→ **Texto**:
···
O fato de pessoas LGBT sofrerem preconceito não é novidade. É sabido que muitas pessoas pertencentes a esta parcela da população sofrem discriminações e violências ao longo de suas vidas devido ao fato de possuírem uma identidade que foge da cisheteronormatividade.
No entanto, ao analisarmos mais de perto os atravessamentos e as vivências das “letras” pertencentes a essa comunidade, notamos que há elementos quase exclusivos aos subconjuntos das pessoas desta porção demográfica.
E, junto com tais elementos, existem também a própria bagagem adquirida por meio da sociedade e os preconceitos mais ou menos acentuados para com esses indivíduos.
···
(Registros de uma fonte de dados)
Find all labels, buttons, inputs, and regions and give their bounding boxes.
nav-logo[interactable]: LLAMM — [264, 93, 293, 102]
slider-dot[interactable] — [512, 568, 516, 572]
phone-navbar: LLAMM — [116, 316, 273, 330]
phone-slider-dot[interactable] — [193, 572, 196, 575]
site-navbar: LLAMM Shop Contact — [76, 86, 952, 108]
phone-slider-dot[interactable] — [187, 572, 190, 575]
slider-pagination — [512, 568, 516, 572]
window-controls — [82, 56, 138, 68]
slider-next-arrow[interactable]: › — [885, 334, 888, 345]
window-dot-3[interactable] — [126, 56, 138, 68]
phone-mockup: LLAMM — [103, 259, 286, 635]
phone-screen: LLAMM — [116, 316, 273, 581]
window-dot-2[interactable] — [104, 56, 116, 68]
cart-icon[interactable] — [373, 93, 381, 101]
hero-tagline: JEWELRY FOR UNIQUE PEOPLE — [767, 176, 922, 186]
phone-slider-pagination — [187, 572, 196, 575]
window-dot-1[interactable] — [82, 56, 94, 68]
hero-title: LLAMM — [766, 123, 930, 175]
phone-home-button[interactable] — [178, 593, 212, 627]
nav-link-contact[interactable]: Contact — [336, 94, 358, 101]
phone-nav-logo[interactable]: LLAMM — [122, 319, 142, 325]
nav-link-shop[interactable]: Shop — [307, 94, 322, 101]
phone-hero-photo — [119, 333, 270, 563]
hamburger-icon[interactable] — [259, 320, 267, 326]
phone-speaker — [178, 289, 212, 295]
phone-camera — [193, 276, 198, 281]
···
→ **Instruções**:
1 - De acordo com o texto sobre o preconceito contra pessoas LGBT, por que muitas dessas pessoas sofrem discriminações e violências ao longo da vida?
2 - Transcreva do texto sobre o preconceito contra pessoas LGBT o trecho que vai de "O fato de pessoas" até "foge da cisheteronormatividade.".
3 - Liste as formas de hostilidade que, segundo o primeiro parágrafo do texto sobre o preconceito contra pessoas LGBT, essas pessoas sofrem.

→ **Respostas**:
1 - Por possuírem uma identidade que foge da cisheteronormatividade.

2 -
O fato de pessoas LGBT sofrerem preconceito não é novidade. É sabido que muitas pessoas pertencentes a esta parcela da população sofrem discriminações e violências ao longo de suas vidas devido ao fato de possuírem uma identidade que foge da cisheteronormatividade.

3 -
- preconceito
- discriminações
- violências